**Written request**
Extract the entries in their exact form.

|---|

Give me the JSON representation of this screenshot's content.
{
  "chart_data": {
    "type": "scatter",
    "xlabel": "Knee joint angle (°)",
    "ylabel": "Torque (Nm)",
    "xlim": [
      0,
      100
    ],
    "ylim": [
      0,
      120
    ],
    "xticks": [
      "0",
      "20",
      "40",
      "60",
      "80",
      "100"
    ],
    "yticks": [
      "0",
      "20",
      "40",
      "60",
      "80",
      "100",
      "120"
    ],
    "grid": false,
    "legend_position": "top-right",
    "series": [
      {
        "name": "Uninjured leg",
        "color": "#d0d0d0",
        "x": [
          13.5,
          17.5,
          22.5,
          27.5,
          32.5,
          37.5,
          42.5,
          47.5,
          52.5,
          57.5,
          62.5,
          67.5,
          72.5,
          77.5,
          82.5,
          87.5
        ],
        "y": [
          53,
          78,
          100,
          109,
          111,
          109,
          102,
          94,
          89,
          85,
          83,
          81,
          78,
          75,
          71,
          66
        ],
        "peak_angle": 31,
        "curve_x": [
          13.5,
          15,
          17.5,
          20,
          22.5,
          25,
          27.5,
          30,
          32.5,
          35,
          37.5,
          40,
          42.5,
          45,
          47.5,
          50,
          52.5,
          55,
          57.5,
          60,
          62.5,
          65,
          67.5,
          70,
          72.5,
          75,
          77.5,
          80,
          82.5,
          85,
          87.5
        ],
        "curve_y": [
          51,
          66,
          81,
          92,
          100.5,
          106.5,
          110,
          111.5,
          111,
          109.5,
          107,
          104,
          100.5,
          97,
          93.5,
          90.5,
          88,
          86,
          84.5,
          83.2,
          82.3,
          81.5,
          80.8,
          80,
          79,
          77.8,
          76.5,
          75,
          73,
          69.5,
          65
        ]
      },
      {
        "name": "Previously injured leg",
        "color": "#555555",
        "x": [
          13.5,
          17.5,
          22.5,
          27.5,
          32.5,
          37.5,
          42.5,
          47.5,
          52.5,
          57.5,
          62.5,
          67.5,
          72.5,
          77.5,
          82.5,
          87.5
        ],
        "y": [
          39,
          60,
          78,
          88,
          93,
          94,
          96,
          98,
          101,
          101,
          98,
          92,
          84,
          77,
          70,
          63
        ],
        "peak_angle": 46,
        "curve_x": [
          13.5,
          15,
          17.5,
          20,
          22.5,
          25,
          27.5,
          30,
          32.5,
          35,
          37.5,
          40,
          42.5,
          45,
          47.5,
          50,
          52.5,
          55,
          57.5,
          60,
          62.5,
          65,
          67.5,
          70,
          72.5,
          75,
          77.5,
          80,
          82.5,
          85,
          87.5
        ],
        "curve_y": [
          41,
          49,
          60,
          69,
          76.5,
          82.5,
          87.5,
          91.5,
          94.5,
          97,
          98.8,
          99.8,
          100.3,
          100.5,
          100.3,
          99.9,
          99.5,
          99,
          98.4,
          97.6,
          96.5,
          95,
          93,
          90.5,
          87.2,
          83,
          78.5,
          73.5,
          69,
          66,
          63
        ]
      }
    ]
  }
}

|---|

**Answer to this exercise**
Give me the JSON representation of this screenshot's content.
{
  "chart_data": {
    "type": "scatter",
    "xlabel": "Knee joint angle (°)",
    "ylabel": "Torque (Nm)",
    "xlim": [
      0,
      100
    ],
    "ylim": [
      0,
      120
    ],
    "xticks": [
      "0",
      "20",
      "40",
      "60",
      "80",
      "100"
    ],
    "yticks": [
      "0",
      "20",
      "40",
      "60",
      "80",
      "100",
      "120"
    ],
    "grid": false,
    "legend_position": "top-right",
    "series": [
      {
        "name": "Uninjured leg",
        "color": "#d0d0d0",
        "x": [
          13.5,
          17.5,
          22.5,
          27.5,
          32.5,
          37.5,
          42.5,
          47.5,
          52.5,
          57.5,
          62.5,
          67.5,
          72.5,
          77.5,
          82.5,
          87.5
        ],
        "y": [
          53,
          78,
          100,
          109,
          111,
          109,
          102,
          94,
          89,
          85,
          83,
          81,
          78,
          75,
          71,
          66
        ],
        "peak_angle": 31,
        "curve_x": [
          13.5,
          15,
          17.5,
          20,
          22.5,
          25,
          27.5,
          30,
          32.5,
          35,
          37.5,
          40,
          42.5,
          45,
          47.5,
          50,
          52.5,
          55,
          57.5,
          60,
          62.5,
          65,
          67.5,
          70,
          72.5,
          75,
          77.5,
          80,
          82.5,
          85,
          87.5
        ],
        "curve_y": [
          51,
          66,
          81,
          92,
          100.5,
          106.5,
          110,
          111.5,
          111,
          109.5,
          107,
          104,
          100.5,
          97,
          93.5,
          90.5,
          88,
          86,
          84.5,
          83.2,
          82.3,
          81.5,
          80.8,
          80,
          79,
          77.8,
          76.5,
          75,
          73,
          69.5,
          65
        ]
      },
      {
        "name": "Previously injured leg",
        "color": "#555555",
        "x": [
          13.5,
          17.5,
          22.5,
          27.5,
          32.5,
          37.5,
          42.5,
          47.5,
          52.5,
          57.5,
          62.5,
          67.5,
          72.5,
          77.5,
          82.5,
          87.5
        ],
        "y": [
          39,
          60,
          78,
          88,
          93,
          94,
          96,
          98,
          101,
          101,
          98,
          92,
          84,
          77,
          70,
          63
        ],
        "peak_angle": 46,
        "curve_x": [
          13.5,
          15,
          17.5,
          20,
          22.5,
          25,
          27.5,
          30,
          32.5,
          35,
          37.5,
          40,
          42.5,
          45,
          47.5,
          50,
          52.5,
          55,
          57.5,
          60,
          62.5,
          65,
          67.5,
          70,
          72.5,
          75,
          77.5,
          80,
          82.5,
          85,
          87.5
        ],
        "curve_y": [
          41,
          49,
          60,
          69,
          76.5,
          82.5,
          87.5,
          91.5,
          94.5,
          97,
          98.8,
          99.8,
          100.3,
          100.5,
          100.3,
          99.9,
          99.5,
          99,
          98.4,
          97.6,
          96.5,
          95,
          93,
          90.5,
          87.2,
          83,
          78.5,
          73.5,
          69,
          66,
          63
        ]
      }
    ]
  }
}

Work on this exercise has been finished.